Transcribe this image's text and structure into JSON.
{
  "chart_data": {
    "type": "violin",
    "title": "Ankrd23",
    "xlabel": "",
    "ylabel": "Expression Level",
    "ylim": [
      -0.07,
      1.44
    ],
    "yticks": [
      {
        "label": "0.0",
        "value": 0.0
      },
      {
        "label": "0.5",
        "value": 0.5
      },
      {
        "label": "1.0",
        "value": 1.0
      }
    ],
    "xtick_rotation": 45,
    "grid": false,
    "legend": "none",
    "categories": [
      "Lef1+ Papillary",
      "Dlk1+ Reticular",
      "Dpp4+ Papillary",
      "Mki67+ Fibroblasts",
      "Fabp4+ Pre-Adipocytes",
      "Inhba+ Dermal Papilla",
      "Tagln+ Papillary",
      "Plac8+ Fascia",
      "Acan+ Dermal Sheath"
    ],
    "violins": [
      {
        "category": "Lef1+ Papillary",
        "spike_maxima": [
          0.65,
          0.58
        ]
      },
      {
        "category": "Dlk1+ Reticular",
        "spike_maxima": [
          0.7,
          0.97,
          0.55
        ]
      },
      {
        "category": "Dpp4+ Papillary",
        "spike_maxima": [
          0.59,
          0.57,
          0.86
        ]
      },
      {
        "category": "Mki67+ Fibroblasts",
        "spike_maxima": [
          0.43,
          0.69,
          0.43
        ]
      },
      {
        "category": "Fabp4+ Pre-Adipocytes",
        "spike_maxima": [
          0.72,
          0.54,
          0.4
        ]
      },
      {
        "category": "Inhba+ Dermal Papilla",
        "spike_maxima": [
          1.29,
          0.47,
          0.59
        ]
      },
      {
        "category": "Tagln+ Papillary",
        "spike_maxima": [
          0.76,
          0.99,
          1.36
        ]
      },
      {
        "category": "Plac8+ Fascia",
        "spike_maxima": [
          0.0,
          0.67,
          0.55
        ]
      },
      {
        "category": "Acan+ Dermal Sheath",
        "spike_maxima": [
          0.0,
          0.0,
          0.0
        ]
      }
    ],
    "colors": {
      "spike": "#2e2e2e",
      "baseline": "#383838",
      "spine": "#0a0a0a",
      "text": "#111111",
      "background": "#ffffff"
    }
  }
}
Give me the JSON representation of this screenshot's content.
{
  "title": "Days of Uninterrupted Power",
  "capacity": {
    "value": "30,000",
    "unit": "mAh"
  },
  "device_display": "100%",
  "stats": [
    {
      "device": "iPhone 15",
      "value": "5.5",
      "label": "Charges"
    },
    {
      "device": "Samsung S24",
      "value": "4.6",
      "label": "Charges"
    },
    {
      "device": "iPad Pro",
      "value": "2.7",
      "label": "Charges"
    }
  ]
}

::::

■ **Required work**: Produce a verbatim transcription of the entries above.

■ **Written answer**:
Transcribe this image's text and structure into JSON.
{
  "chart_data": {
    "type": "violin",
    "title": "Ankrd23",
    "xlabel": "",
    "ylabel": "Expression Level",
    "ylim": [
      -0.07,
      1.44
    ],
    "yticks": [
      {
        "label": "0.0",
        "value": 0.0
      },
      {
        "label": "0.5",
        "value": 0.5
      },
      {
        "label": "1.0",
        "value": 1.0
      }
    ],
    "xtick_rotation": 45,
    "grid": false,
    "legend": "none",
    "categories": [
      "Lef1+ Papillary",
      "Dlk1+ Reticular",
      "Dpp4+ Papillary",
      "Mki67+ Fibroblasts",
      "Fabp4+ Pre-Adipocytes",
      "Inhba+ Dermal Papilla",
      "Tagln+ Papillary",
      "Plac8+ Fascia",
      "Acan+ Dermal Sheath"
    ],
    "violins": [
      {
        "category": "Lef1+ Papillary",
        "spike_maxima": [
          0.65,
          0.58
        ]
      },
      {
        "category": "Dlk1+ Reticular",
        "spike_maxima": [
          0.7,
          0.97,
          0.55
        ]
      },
      {
        "category": "Dpp4+ Papillary",
        "spike_maxima": [
          0.59,
          0.57,
          0.86
        ]
      },
      {
        "category": "Mki67+ Fibroblasts",
        "spike_maxima": [
          0.43,
          0.69,
          0.43
        ]
      },
      {
        "category": "Fabp4+ Pre-Adipocytes",
        "spike_maxima": [
          0.72,
          0.54,
          0.4
        ]
      },
      {
        "category": "Inhba+ Dermal Papilla",
        "spike_maxima": [
          1.29,
          0.47,
          0.59
        ]
      },
      {
        "category": "Tagln+ Papillary",
        "spike_maxima": [
          0.76,
          0.99,
          1.36
        ]
      },
      {
        "category": "Plac8+ Fascia",
        "spike_maxima": [
          0.0,
          0.67,
          0.55
        ]
      },
      {
        "category": "Acan+ Dermal Sheath",
        "spike_maxima": [
          0.0,
          0.0,
          0.0
        ]
      }
    ],
    "colors": {
      "spike": "#2e2e2e",
      "baseline": "#383838",
      "spine": "#0a0a0a",
      "text": "#111111",
      "background": "#ffffff"
    }
  }
}
Give me the JSON representation of this screenshot's content.
{
  "title": "Days of Uninterrupted Power",
  "capacity": {
    "value": "30,000",
    "unit": "mAh"
  },
  "device_display": "100%",
  "stats": [
    {
      "device": "iPhone 15",
      "value": "5.5",
      "label": "Charges"
    },
    {
      "device": "Samsung S24",
      "value": "4.6",
      "label": "Charges"
    },
    {
      "device": "iPad Pro",
      "value": "2.7",
      "label": "Charges"
    }
  ]
}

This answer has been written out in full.